START THE INPUT

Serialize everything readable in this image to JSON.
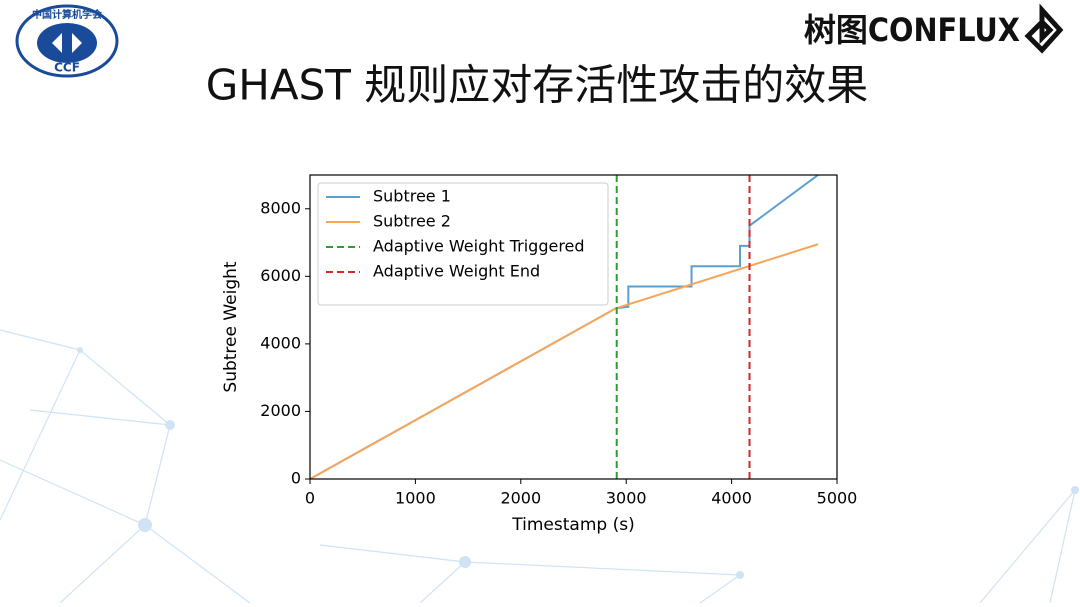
{
  "slide": {
    "title": "GHAST 规则应对存活性攻击的效果",
    "logo_left_top": "中国计算机学会",
    "logo_left_bottom": "CCF",
    "logo_right": "树图CONFLUX"
  },
  "chart_data": {
    "type": "line",
    "xlabel": "Timestamp (s)",
    "ylabel": "Subtree Weight",
    "xlim": [
      0,
      5000
    ],
    "ylim": [
      0,
      9000
    ],
    "xticks": [
      0,
      1000,
      2000,
      3000,
      4000,
      5000
    ],
    "yticks": [
      0,
      2000,
      4000,
      6000,
      8000
    ],
    "legend": "upper left",
    "series": [
      {
        "name": "Subtree 1",
        "color": "#5a9fd0",
        "x": [
          0,
          2900,
          3020,
          3020,
          3620,
          3620,
          4080,
          4080,
          4170,
          4170,
          4820
        ],
        "values": [
          0,
          5050,
          5100,
          5700,
          5700,
          6300,
          6300,
          6900,
          6900,
          7500,
          9000
        ]
      },
      {
        "name": "Subtree 2",
        "color": "#f8a55a",
        "x": [
          0,
          2900,
          4820
        ],
        "values": [
          0,
          5050,
          6950
        ]
      }
    ],
    "vlines": [
      {
        "name": "Adaptive Weight Triggered",
        "color": "#2ca02c",
        "x": 2910
      },
      {
        "name": "Adaptive Weight End",
        "color": "#d62728",
        "x": 4170
      }
    ]
  }
}
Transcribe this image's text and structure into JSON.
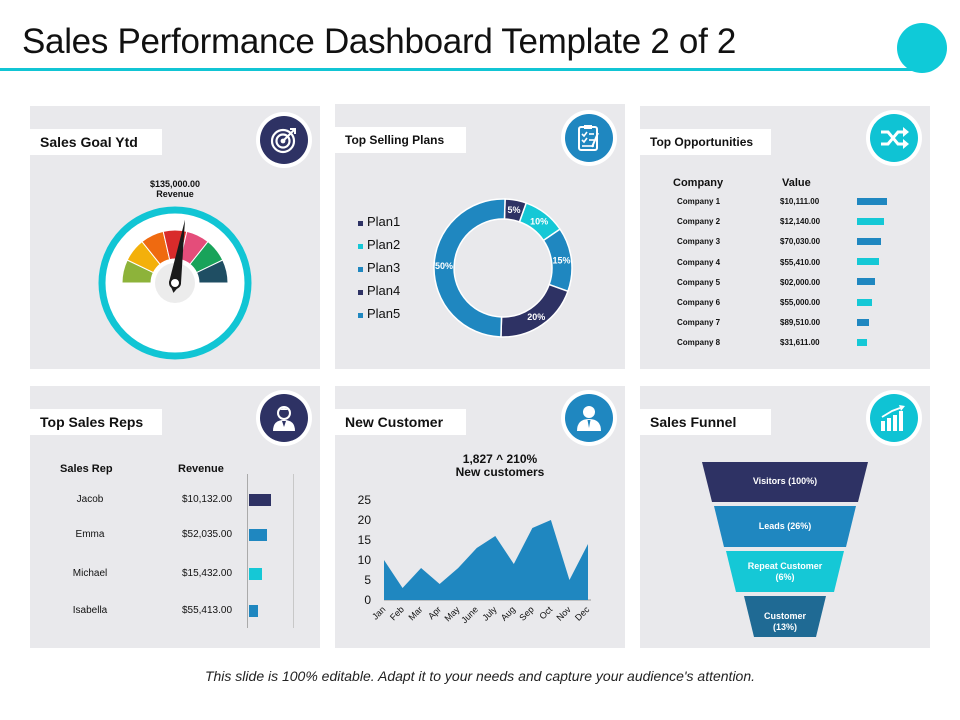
{
  "page": {
    "title": "Sales Performance Dashboard Template 2 of 2",
    "footer": "This slide is 100% editable. Adapt it to your needs and capture your audience's attention."
  },
  "colors": {
    "accent_teal": "#11c5d4",
    "navy": "#2e3264",
    "blue": "#1f87c0",
    "cyan": "#0fcad8",
    "panel_bg": "#e9e9ec"
  },
  "panels": {
    "sales_goal": {
      "label": "Sales Goal Ytd",
      "icon": "target-icon",
      "amount": "$135,000.00",
      "caption": "Revenue"
    },
    "top_selling": {
      "label": "Top Selling Plans",
      "icon": "checklist-icon"
    },
    "top_opportunities": {
      "label": "Top Opportunities",
      "icon": "shuffle-icon",
      "col_company": "Company",
      "col_value": "Value"
    },
    "top_sales_reps": {
      "label": "Top Sales Reps",
      "icon": "user-icon",
      "col_rep": "Sales Rep",
      "col_revenue": "Revenue"
    },
    "new_customer": {
      "label": "New Customer",
      "icon": "person-icon",
      "headline": "1,827 ^ 210%",
      "subline": "New customers"
    },
    "sales_funnel": {
      "label": "Sales Funnel",
      "icon": "bar-growth-icon"
    }
  },
  "chart_data": [
    {
      "type": "pie",
      "title": "Top Selling Plans",
      "categories": [
        "Plan1",
        "Plan2",
        "Plan3",
        "Plan4",
        "Plan5"
      ],
      "values": [
        5,
        10,
        15,
        20,
        50
      ],
      "labels": [
        "5%",
        "10%",
        "15%",
        "20%",
        "50%"
      ],
      "colors": [
        "#2e3264",
        "#15c8d6",
        "#1f87c0",
        "#2e3264",
        "#1f87c0"
      ],
      "legend": "left"
    },
    {
      "type": "table",
      "title": "Top Opportunities",
      "categories": [
        "Company 1",
        "Company 2",
        "Company 3",
        "Company 4",
        "Company 5",
        "Company 6",
        "Company 7",
        "Company 8"
      ],
      "values": [
        "$10,111.00",
        "$12,140.00",
        "$70,030.00",
        "$55,410.00",
        "$02,000.00",
        "$55,000.00",
        "$89,510.00",
        "$31,611.00"
      ],
      "bar_levels": [
        1.0,
        0.9,
        0.8,
        0.72,
        0.6,
        0.5,
        0.4,
        0.32
      ],
      "bar_colors": [
        "#1f87c0",
        "#15c8d6",
        "#1f87c0",
        "#15c8d6",
        "#1f87c0",
        "#15c8d6",
        "#1f87c0",
        "#15c8d6"
      ]
    },
    {
      "type": "table",
      "title": "Top Sales Reps",
      "categories": [
        "Jacob",
        "Emma",
        "Michael",
        "Isabella"
      ],
      "values": [
        "$10,132.00",
        "$52,035.00",
        "$15,432.00",
        "$55,413.00"
      ],
      "bar_levels": [
        1.0,
        0.8,
        0.6,
        0.4
      ],
      "bar_colors": [
        "#2e3264",
        "#1f87c0",
        "#15c8d6",
        "#1f87c0"
      ]
    },
    {
      "type": "area",
      "title": "New Customer",
      "x": [
        "Jan",
        "Feb",
        "Mar",
        "Apr",
        "May",
        "June",
        "July",
        "Aug",
        "Sep",
        "Oct",
        "Nov",
        "Dec"
      ],
      "y": [
        10,
        3,
        8,
        4,
        8,
        13,
        16,
        9,
        18,
        20,
        5,
        14
      ],
      "ylim": [
        0,
        25
      ],
      "yticks": [
        0,
        5,
        10,
        15,
        20,
        25
      ],
      "color": "#1f87c0"
    },
    {
      "type": "bar",
      "title": "Sales Funnel",
      "categories": [
        "Visitors (100%)",
        "Leads (26%)",
        "Repeat Customer (6%)",
        "Customer (13%)"
      ],
      "values": [
        100,
        26,
        6,
        13
      ],
      "colors": [
        "#2e3264",
        "#1f87c0",
        "#15c8d6",
        "#1f6a94"
      ]
    },
    {
      "type": "bar",
      "title": "Sales Goal Ytd",
      "categories": [
        "seg1",
        "seg2",
        "seg3",
        "seg4",
        "seg5",
        "seg6",
        "seg7"
      ],
      "values": [
        1,
        1,
        1,
        1,
        1,
        1,
        1
      ],
      "colors": [
        "#8db33a",
        "#f3b00b",
        "#ef6a10",
        "#d92b2b",
        "#e44d7a",
        "#19a35a",
        "#1f4e63"
      ],
      "needle_value": 0.55
    }
  ]
}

END THE INPUT

EXERCISE DETAILS
Write the listing out a second time exactly, dropping all images.

WORKED SOLUTION
Serialize everything readable in this image to JSON.
{
  "slide": {
    "title": "GHAST 规则应对存活性攻击的效果",
    "logo_left_top": "中国计算机学会",
    "logo_left_bottom": "CCF",
    "logo_right": "树图CONFLUX"
  },
  "chart_data": {
    "type": "line",
    "xlabel": "Timestamp (s)",
    "ylabel": "Subtree Weight",
    "xlim": [
      0,
      5000
    ],
    "ylim": [
      0,
      9000
    ],
    "xticks": [
      0,
      1000,
      2000,
      3000,
      4000,
      5000
    ],
    "yticks": [
      0,
      2000,
      4000,
      6000,
      8000
    ],
    "legend": "upper left",
    "series": [
      {
        "name": "Subtree 1",
        "color": "#5a9fd0",
        "x": [
          0,
          2900,
          3020,
          3020,
          3620,
          3620,
          4080,
          4080,
          4170,
          4170,
          4820
        ],
        "values": [
          0,
          5050,
          5100,
          5700,
          5700,
          6300,
          6300,
          6900,
          6900,
          7500,
          9000
        ]
      },
      {
        "name": "Subtree 2",
        "color": "#f8a55a",
        "x": [
          0,
          2900,
          4820
        ],
        "values": [
          0,
          5050,
          6950
        ]
      }
    ],
    "vlines": [
      {
        "name": "Adaptive Weight Triggered",
        "color": "#2ca02c",
        "x": 2910
      },
      {
        "name": "Adaptive Weight End",
        "color": "#d62728",
        "x": 4170
      }
    ]
  }
}
Transcribe this image's text and structure into JSON.
{
  "page": {
    "title": "Sales Performance Dashboard Template 2 of 2",
    "footer": "This slide is 100% editable. Adapt it to your needs and capture your audience's attention."
  },
  "colors": {
    "accent_teal": "#11c5d4",
    "navy": "#2e3264",
    "blue": "#1f87c0",
    "cyan": "#0fcad8",
    "panel_bg": "#e9e9ec"
  },
  "panels": {
    "sales_goal": {
      "label": "Sales Goal Ytd",
      "icon": "target-icon",
      "amount": "$135,000.00",
      "caption": "Revenue"
    },
    "top_selling": {
      "label": "Top Selling Plans",
      "icon": "checklist-icon"
    },
    "top_opportunities": {
      "label": "Top Opportunities",
      "icon": "shuffle-icon",
      "col_company": "Company",
      "col_value": "Value"
    },
    "top_sales_reps": {
      "label": "Top Sales Reps",
      "icon": "user-icon",
      "col_rep": "Sales Rep",
      "col_revenue": "Revenue"
    },
    "new_customer": {
      "label": "New Customer",
      "icon": "person-icon",
      "headline": "1,827 ^ 210%",
      "subline": "New customers"
    },
    "sales_funnel": {
      "label": "Sales Funnel",
      "icon": "bar-growth-icon"
    }
  },
  "chart_data": [
    {
      "type": "pie",
      "title": "Top Selling Plans",
      "categories": [
        "Plan1",
        "Plan2",
        "Plan3",
        "Plan4",
        "Plan5"
      ],
      "values": [
        5,
        10,
        15,
        20,
        50
      ],
      "labels": [
        "5%",
        "10%",
        "15%",
        "20%",
        "50%"
      ],
      "colors": [
        "#2e3264",
        "#15c8d6",
        "#1f87c0",
        "#2e3264",
        "#1f87c0"
      ],
      "legend": "left"
    },
    {
      "type": "table",
      "title": "Top Opportunities",
      "categories": [
        "Company 1",
        "Company 2",
        "Company 3",
        "Company 4",
        "Company 5",
        "Company 6",
        "Company 7",
        "Company 8"
      ],
      "values": [
        "$10,111.00",
        "$12,140.00",
        "$70,030.00",
        "$55,410.00",
        "$02,000.00",
        "$55,000.00",
        "$89,510.00",
        "$31,611.00"
      ],
      "bar_levels": [
        1.0,
        0.9,
        0.8,
        0.72,
        0.6,
        0.5,
        0.4,
        0.32
      ],
      "bar_colors": [
        "#1f87c0",
        "#15c8d6",
        "#1f87c0",
        "#15c8d6",
        "#1f87c0",
        "#15c8d6",
        "#1f87c0",
        "#15c8d6"
      ]
    },
    {
      "type": "table",
      "title": "Top Sales Reps",
      "categories": [
        "Jacob",
        "Emma",
        "Michael",
        "Isabella"
      ],
      "values": [
        "$10,132.00",
        "$52,035.00",
        "$15,432.00",
        "$55,413.00"
      ],
      "bar_levels": [
        1.0,
        0.8,
        0.6,
        0.4
      ],
      "bar_colors": [
        "#2e3264",
        "#1f87c0",
        "#15c8d6",
        "#1f87c0"
      ]
    },
    {
      "type": "area",
      "title": "New Customer",
      "x": [
        "Jan",
        "Feb",
        "Mar",
        "Apr",
        "May",
        "June",
        "July",
        "Aug",
        "Sep",
        "Oct",
        "Nov",
        "Dec"
      ],
      "y": [
        10,
        3,
        8,
        4,
        8,
        13,
        16,
        9,
        18,
        20,
        5,
        14
      ],
      "ylim": [
        0,
        25
      ],
      "yticks": [
        0,
        5,
        10,
        15,
        20,
        25
      ],
      "color": "#1f87c0"
    },
    {
      "type": "bar",
      "title": "Sales Funnel",
      "categories": [
        "Visitors (100%)",
        "Leads (26%)",
        "Repeat Customer (6%)",
        "Customer (13%)"
      ],
      "values": [
        100,
        26,
        6,
        13
      ],
      "colors": [
        "#2e3264",
        "#1f87c0",
        "#15c8d6",
        "#1f6a94"
      ]
    },
    {
      "type": "bar",
      "title": "Sales Goal Ytd",
      "categories": [
        "seg1",
        "seg2",
        "seg3",
        "seg4",
        "seg5",
        "seg6",
        "seg7"
      ],
      "values": [
        1,
        1,
        1,
        1,
        1,
        1,
        1
      ],
      "colors": [
        "#8db33a",
        "#f3b00b",
        "#ef6a10",
        "#d92b2b",
        "#e44d7a",
        "#19a35a",
        "#1f4e63"
      ],
      "needle_value": 0.55
    }
  ]
}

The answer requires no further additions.